[begin Task input]
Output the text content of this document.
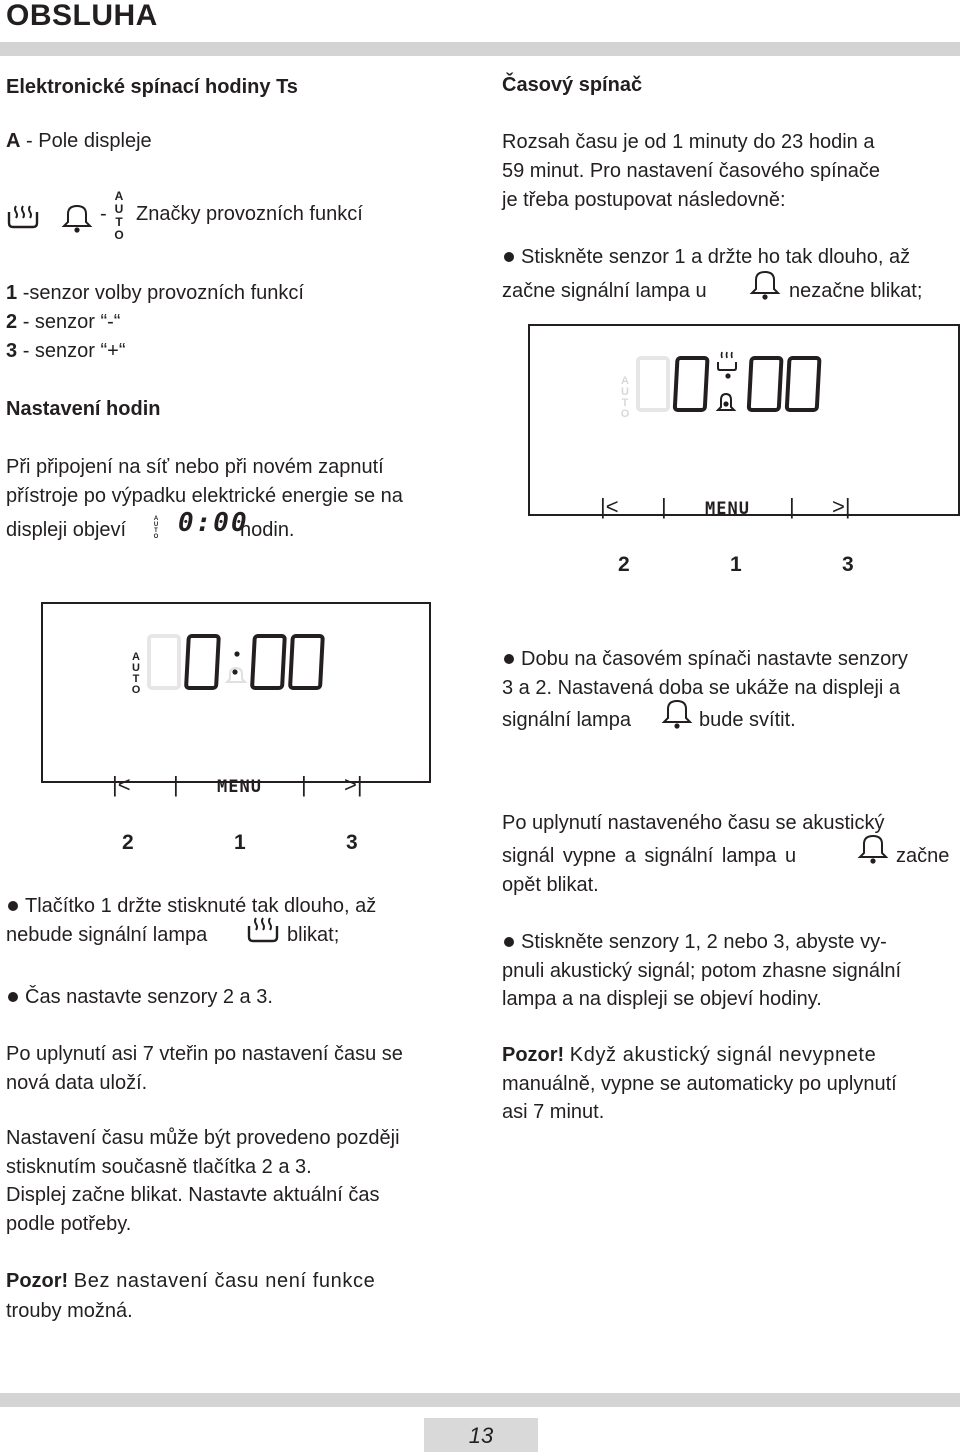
OBSLUHA
Elektronické spínací hodiny Ts
A - Pole displeje
-
A
U
T
O
Značky provozních funkcí
1 -senzor volby provozních funkcí
2 - senzor “-“
3 - senzor “+“
Nastavení hodin
Při připojení na síť nebo při novém zapnutí
přístroje po výpadku elektrické energie se na
displeji objeví	A
U
T
O 0:00
hodin.
A
U
T
O
|< | MENU | >|
2	1	3
Tlačítko 1 držte stisknuté tak dlouho, až
nebude signální lampa	blikat;
Čas nastavte senzory 2 a 3.
Po uplynutí asi 7 vteřin po nastavení času se
nová data uloží.
Nastavení času může být provedeno později
stisknutím současně tlačítka 2 a 3.
Displej začne blikat. Nastavte aktuální čas
podle potřeby.
Pozor! Bez nastavení času není funkce
trouby možná.
Časový spínač
Rozsah času je od 1 minuty do 23 hodin a
59 minut. Pro nastavení časového spínače
je třeba postupovat následovně:
Stiskněte senzor 1 a držte ho tak dlouho, až
začne signální lampa u	nezačne blikat;
A
U
T
O
|< | MENU | >|
2	1	3
Dobu na časovém spínači nastavte senzory
3 a 2. Nastavená doba se ukáže na displeji a
signální lampa	bude svítit.
Po uplynutí nastaveného času se akustický
signál vypne a signální lampa u	začne
opět blikat.
Stiskněte senzory 1, 2 nebo 3, abyste vy-
pnuli akustický signál; potom zhasne signální
lampa a na displeji se objeví hodiny.
Pozor! Když akustický signál nevypnete
manuálně, vypne se automaticky po uplynutí
asi 7 minut.
13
[end Task input]
» Objective:
From the entries above, output every line exactly and omit any image.

» Expected answer:
Output the text content of this document.
OBSLUHA
Elektronické spínací hodiny Ts
A - Pole displeje
-
A
U
T
O
Značky provozních funkcí
1 -senzor volby provozních funkcí
2 - senzor “-“
3 - senzor “+“
Nastavení hodin
Při připojení na síť nebo při novém zapnutí
přístroje po výpadku elektrické energie se na
displeji objeví	A
U
T
O 0:00
hodin.
A
U
T
O
|< | MENU | >|
2	1	3
Tlačítko 1 držte stisknuté tak dlouho, až
nebude signální lampa	blikat;
Čas nastavte senzory 2 a 3.
Po uplynutí asi 7 vteřin po nastavení času se
nová data uloží.
Nastavení času může být provedeno později
stisknutím současně tlačítka 2 a 3.
Displej začne blikat. Nastavte aktuální čas
podle potřeby.
Pozor! Bez nastavení času není funkce
trouby možná.
Časový spínač
Rozsah času je od 1 minuty do 23 hodin a
59 minut. Pro nastavení časového spínače
je třeba postupovat následovně:
Stiskněte senzor 1 a držte ho tak dlouho, až
začne signální lampa u	nezačne blikat;
A
U
T
O
|< | MENU | >|
2	1	3
Dobu na časovém spínači nastavte senzory
3 a 2. Nastavená doba se ukáže na displeji a
signální lampa	bude svítit.
Po uplynutí nastaveného času se akustický
signál vypne a signální lampa u	začne
opět blikat.
Stiskněte senzory 1, 2 nebo 3, abyste vy-
pnuli akustický signál; potom zhasne signální
lampa a na displeji se objeví hodiny.
Pozor! Když akustický signál nevypnete
manuálně, vypne se automaticky po uplynutí
asi 7 minut.
13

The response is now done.